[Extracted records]
──────

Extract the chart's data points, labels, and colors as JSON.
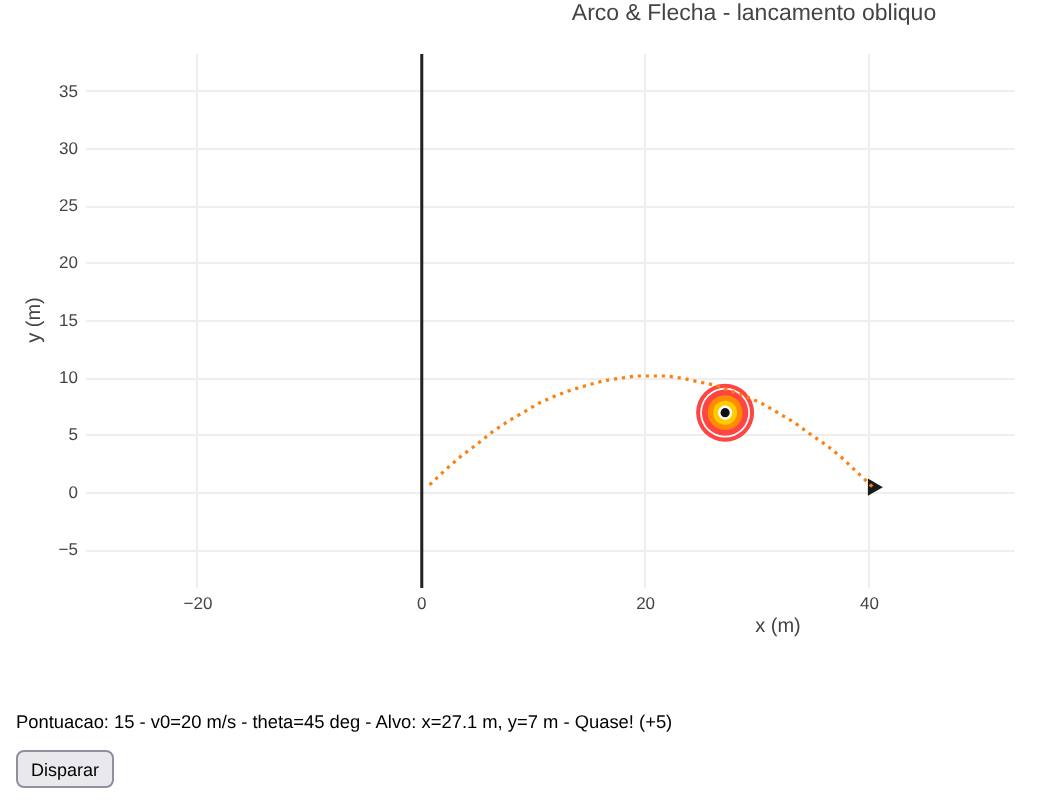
{
  "chart_data": {
    "type": "line",
    "title": "Arco & Flecha - lancamento obliquo",
    "xlabel": "x (m)",
    "ylabel": "y (m)",
    "xlim": [
      -30,
      53
    ],
    "xticks": [
      {
        "value": -20,
        "label": "−20"
      },
      0,
      20,
      40
    ],
    "ylim": [
      -8.3,
      38.3
    ],
    "yticks": [
      {
        "value": -5,
        "label": "−5"
      },
      0,
      5,
      10,
      15,
      20,
      25,
      30,
      35
    ],
    "grid": true,
    "ref_lines": [
      {
        "axis": "x",
        "value": 0,
        "color": "#222222"
      }
    ],
    "series": [
      {
        "color": "#ff7f0e",
        "line_style": "dotted",
        "x": [
          0.7,
          2.1,
          3.5,
          5.0,
          6.4,
          7.8,
          9.2,
          10.6,
          12.0,
          13.4,
          14.8,
          16.3,
          17.7,
          19.1,
          20.5,
          21.9,
          23.3,
          24.7,
          26.2,
          27.6,
          29.0,
          30.4,
          31.8,
          33.2,
          34.6,
          36.1,
          37.5,
          38.9,
          40.3
        ],
        "values": [
          0.7,
          2.0,
          3.2,
          4.3,
          5.4,
          6.3,
          7.1,
          7.9,
          8.5,
          9.0,
          9.4,
          9.8,
          10.0,
          10.2,
          10.2,
          10.2,
          10.0,
          9.7,
          9.4,
          8.9,
          8.4,
          7.8,
          7.0,
          6.2,
          5.2,
          4.2,
          3.1,
          1.8,
          0.5
        ]
      },
      {
        "type": "bubble",
        "x": [
          27.1,
          27.1,
          27.1,
          27.1,
          27.1,
          27.1,
          27.1
        ],
        "values": [
          7,
          7,
          7,
          7,
          7,
          7,
          7
        ],
        "sizes": [
          1,
          0.74,
          0.64,
          0.36,
          0.17,
          0.06,
          0.025
        ],
        "colors": [
          "#ff4444",
          "#ffffff",
          "#ff4444",
          "#ff8c00",
          "#ffcc00",
          "#ffffff",
          "#111111"
        ]
      },
      {
        "type": "scatter",
        "marker": "triangle",
        "color": "#1a1a1a",
        "x": [
          40.3
        ],
        "values": [
          0.5
        ]
      }
    ],
    "annotations": [
      "Pontuacao: 15 - v0=20 m/s - theta=45 deg - Alvo: x=27.1 m, y=7 m - Quase! (+5)",
      "Disparar"
    ]
  }
}
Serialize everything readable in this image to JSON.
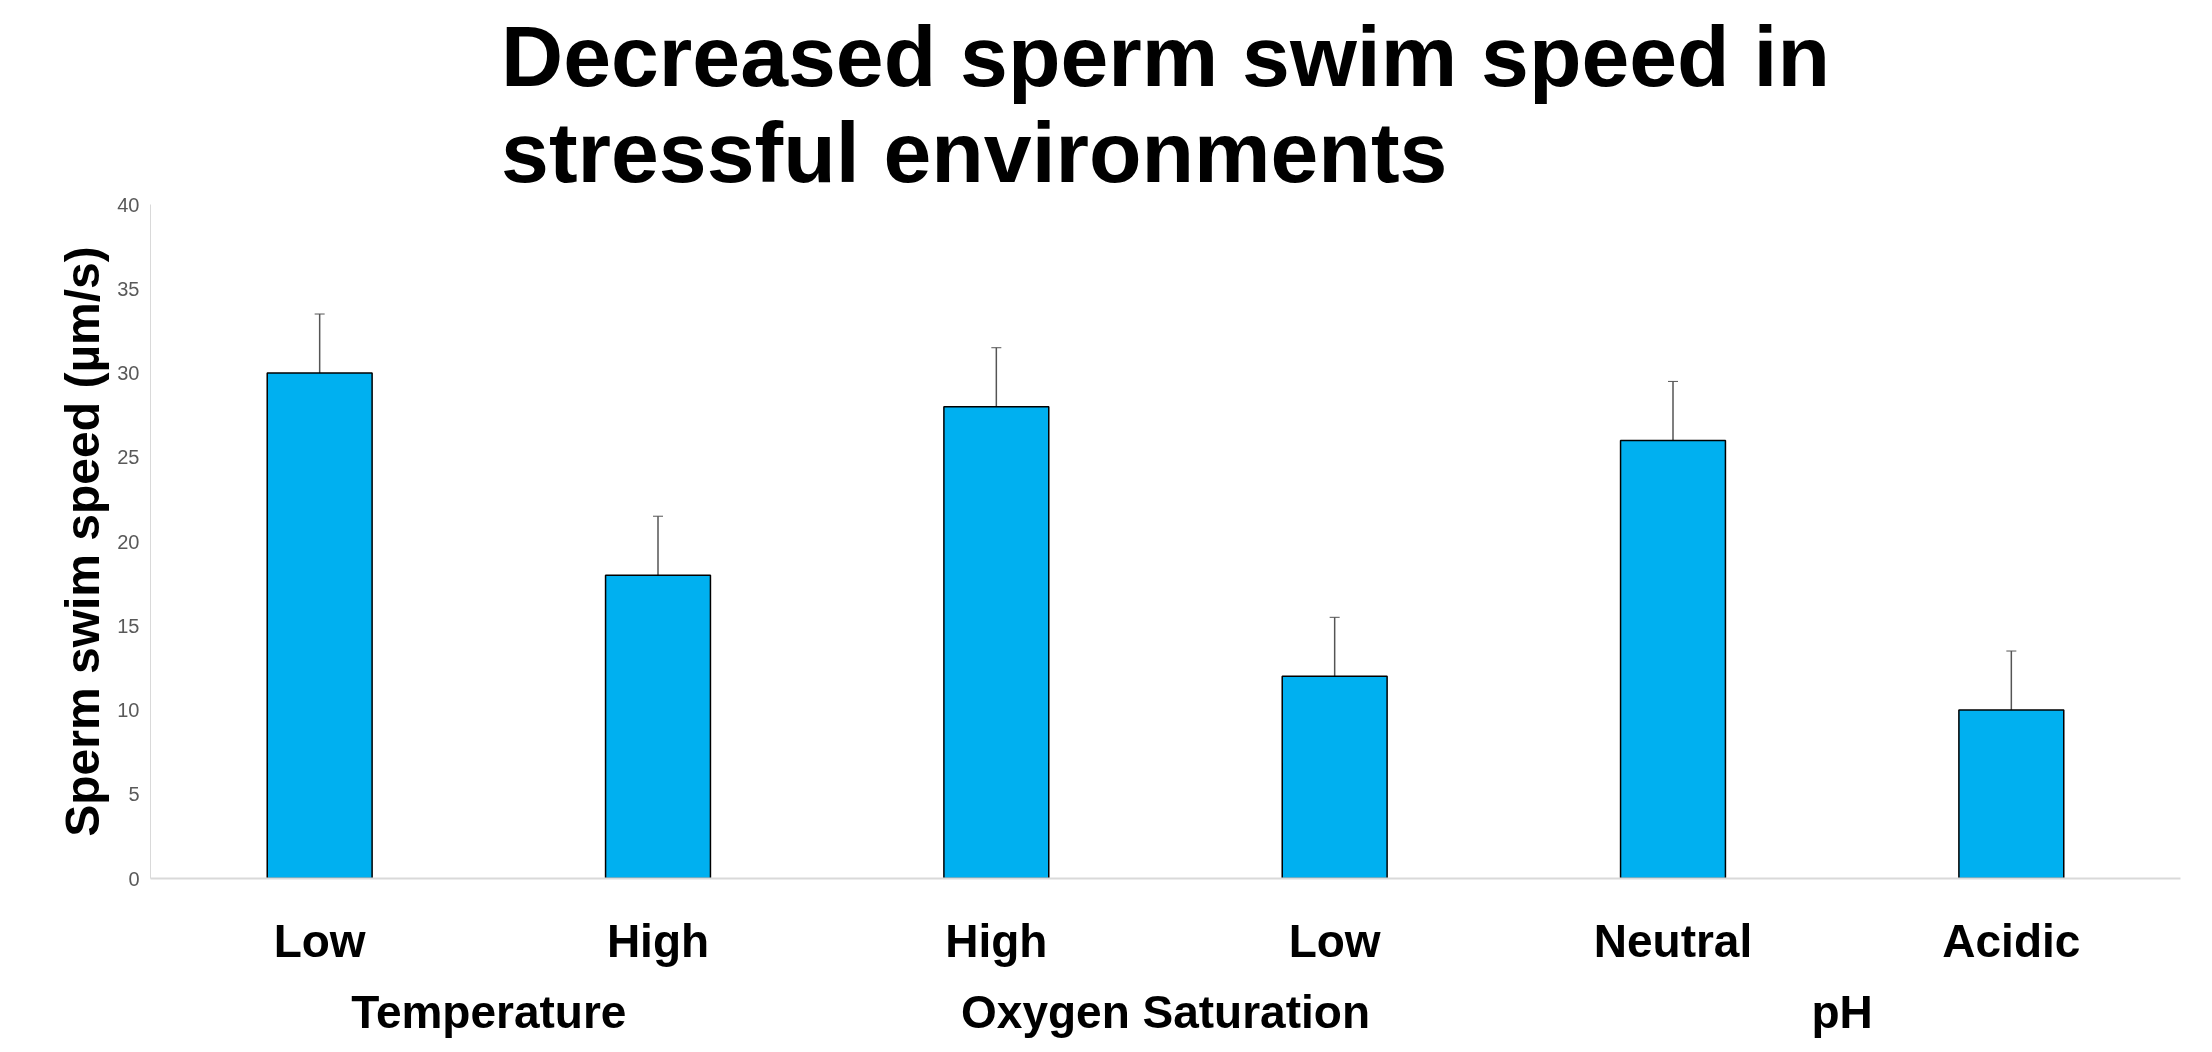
{
  "chart_data": {
    "type": "bar",
    "title": "Decreased sperm swim speed in stressful environments",
    "ylabel": "Sperm swim speed (µm/s)",
    "categories": [
      "Low",
      "High",
      "High",
      "Low",
      "Neutral",
      "Acidic"
    ],
    "values": [
      30,
      18,
      28,
      12,
      26,
      10
    ],
    "errors": [
      3.5,
      3.5,
      3.5,
      3.5,
      3.5,
      3.5
    ],
    "color": "#00b0f0",
    "ylim": [
      0,
      40
    ],
    "yticks": [
      0,
      5,
      10,
      15,
      20,
      25,
      30,
      35,
      40
    ],
    "annotations": [
      "Temperature",
      "Oxygen Saturation",
      "pH"
    ],
    "grid": false
  }
}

──────

Short problem: Give only the number of lines in the entries above that contain the string "colors".

Complete output: 2